> [TASK INSTRUCTIONS]: Report only the number of lines in this material that include "image".

--- Start ---

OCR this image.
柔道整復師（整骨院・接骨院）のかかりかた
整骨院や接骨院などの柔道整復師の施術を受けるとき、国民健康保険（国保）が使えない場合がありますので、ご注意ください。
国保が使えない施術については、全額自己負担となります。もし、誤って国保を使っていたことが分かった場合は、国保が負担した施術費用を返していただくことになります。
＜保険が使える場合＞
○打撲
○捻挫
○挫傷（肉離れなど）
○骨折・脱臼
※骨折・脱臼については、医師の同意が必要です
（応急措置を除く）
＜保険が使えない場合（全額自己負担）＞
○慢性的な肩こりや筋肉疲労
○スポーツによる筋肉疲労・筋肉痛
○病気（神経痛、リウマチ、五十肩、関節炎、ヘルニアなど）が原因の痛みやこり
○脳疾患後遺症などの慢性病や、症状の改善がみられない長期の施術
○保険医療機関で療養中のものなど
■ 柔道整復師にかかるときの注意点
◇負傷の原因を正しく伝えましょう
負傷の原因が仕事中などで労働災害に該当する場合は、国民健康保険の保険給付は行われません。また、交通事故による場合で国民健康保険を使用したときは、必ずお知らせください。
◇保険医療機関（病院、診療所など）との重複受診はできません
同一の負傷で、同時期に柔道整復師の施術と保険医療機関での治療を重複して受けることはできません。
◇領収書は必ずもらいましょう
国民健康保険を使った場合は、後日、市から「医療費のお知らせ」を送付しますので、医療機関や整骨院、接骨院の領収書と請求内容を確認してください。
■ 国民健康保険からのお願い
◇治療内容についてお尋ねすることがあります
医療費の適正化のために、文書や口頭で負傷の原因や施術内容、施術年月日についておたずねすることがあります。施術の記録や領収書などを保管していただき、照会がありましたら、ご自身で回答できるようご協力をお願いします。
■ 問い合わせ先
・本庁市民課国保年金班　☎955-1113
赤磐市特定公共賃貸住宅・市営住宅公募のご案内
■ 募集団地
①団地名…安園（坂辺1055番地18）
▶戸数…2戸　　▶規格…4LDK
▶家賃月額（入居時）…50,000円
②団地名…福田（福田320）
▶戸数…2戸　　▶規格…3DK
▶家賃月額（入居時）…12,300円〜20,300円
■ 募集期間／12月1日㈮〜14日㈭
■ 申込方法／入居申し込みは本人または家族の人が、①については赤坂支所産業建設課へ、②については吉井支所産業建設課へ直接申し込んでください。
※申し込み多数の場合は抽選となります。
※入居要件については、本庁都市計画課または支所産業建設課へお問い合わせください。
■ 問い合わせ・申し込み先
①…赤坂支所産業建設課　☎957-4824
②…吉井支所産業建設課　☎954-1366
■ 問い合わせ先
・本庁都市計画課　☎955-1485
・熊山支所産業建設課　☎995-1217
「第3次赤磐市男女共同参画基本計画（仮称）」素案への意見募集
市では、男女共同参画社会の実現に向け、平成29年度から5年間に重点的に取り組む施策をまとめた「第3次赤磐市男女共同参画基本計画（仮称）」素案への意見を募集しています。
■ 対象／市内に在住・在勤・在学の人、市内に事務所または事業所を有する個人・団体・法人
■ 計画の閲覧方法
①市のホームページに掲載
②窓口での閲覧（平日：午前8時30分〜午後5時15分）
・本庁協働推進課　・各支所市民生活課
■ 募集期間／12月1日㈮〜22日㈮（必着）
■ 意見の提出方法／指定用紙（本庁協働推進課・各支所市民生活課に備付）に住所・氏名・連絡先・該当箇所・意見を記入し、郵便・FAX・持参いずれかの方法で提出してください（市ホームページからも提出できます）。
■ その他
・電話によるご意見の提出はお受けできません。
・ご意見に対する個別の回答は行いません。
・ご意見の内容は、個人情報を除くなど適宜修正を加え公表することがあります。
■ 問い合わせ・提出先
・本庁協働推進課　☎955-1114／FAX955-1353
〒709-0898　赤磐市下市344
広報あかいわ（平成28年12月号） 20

--- End ---
--- Start ---

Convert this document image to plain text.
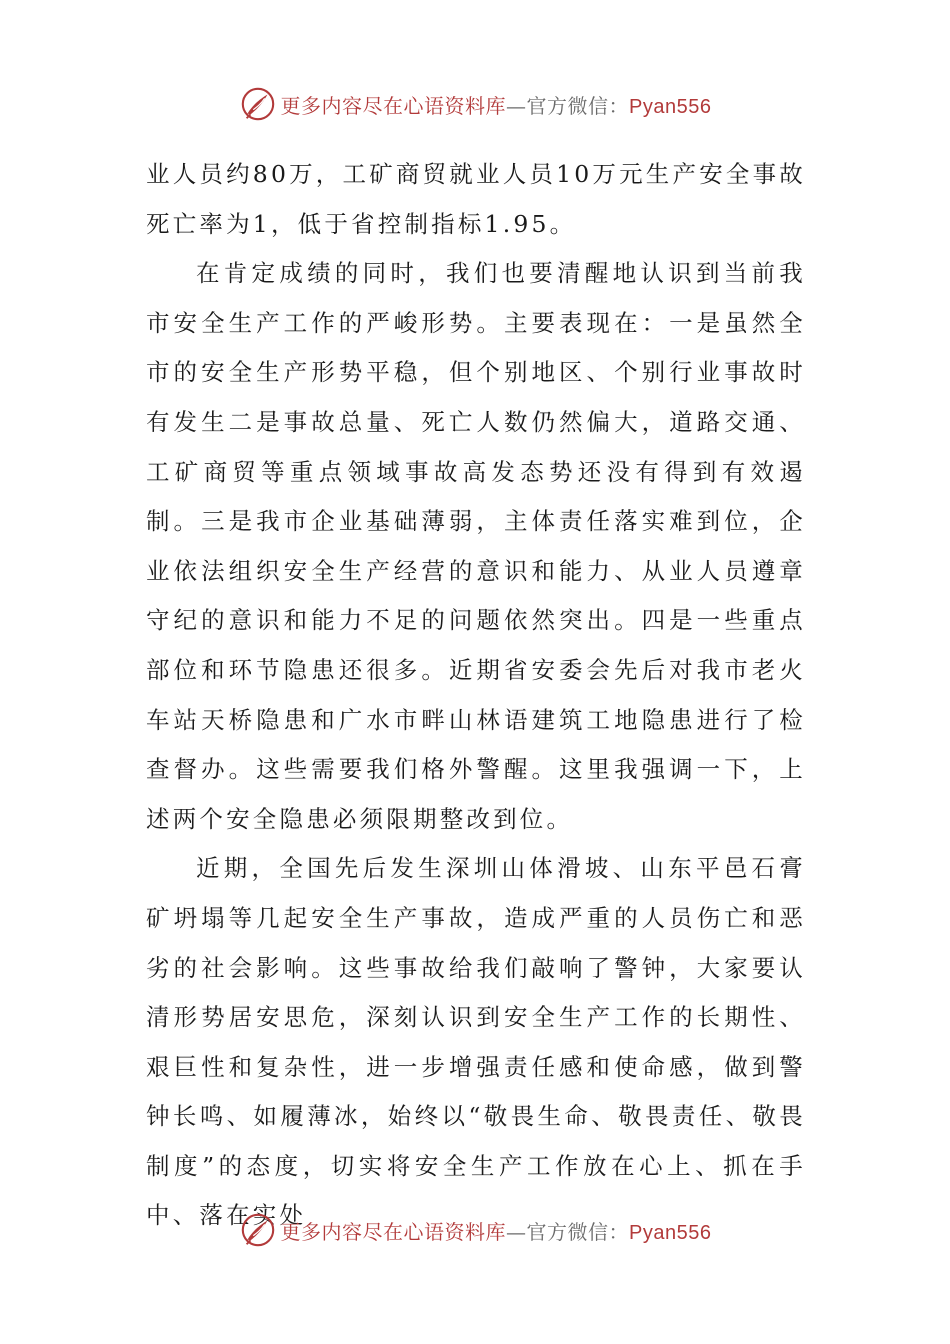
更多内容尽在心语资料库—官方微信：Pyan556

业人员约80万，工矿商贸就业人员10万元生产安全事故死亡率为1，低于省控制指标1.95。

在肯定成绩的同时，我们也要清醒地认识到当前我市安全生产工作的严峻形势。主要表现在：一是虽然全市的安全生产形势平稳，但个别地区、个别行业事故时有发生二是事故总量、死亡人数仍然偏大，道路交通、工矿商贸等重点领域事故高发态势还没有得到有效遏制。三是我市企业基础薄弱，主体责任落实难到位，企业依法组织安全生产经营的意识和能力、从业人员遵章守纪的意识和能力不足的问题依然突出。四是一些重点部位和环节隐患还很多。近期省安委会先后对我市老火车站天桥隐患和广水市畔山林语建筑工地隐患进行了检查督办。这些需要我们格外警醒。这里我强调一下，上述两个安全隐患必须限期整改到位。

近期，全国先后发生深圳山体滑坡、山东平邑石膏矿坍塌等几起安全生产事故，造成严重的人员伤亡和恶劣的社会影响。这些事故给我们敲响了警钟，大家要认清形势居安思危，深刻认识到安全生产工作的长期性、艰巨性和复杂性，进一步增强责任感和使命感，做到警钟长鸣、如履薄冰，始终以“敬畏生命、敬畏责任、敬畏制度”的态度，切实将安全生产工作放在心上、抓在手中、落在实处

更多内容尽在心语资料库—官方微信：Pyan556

--- End ---

> [OUTPUT OF THE TASK]: 2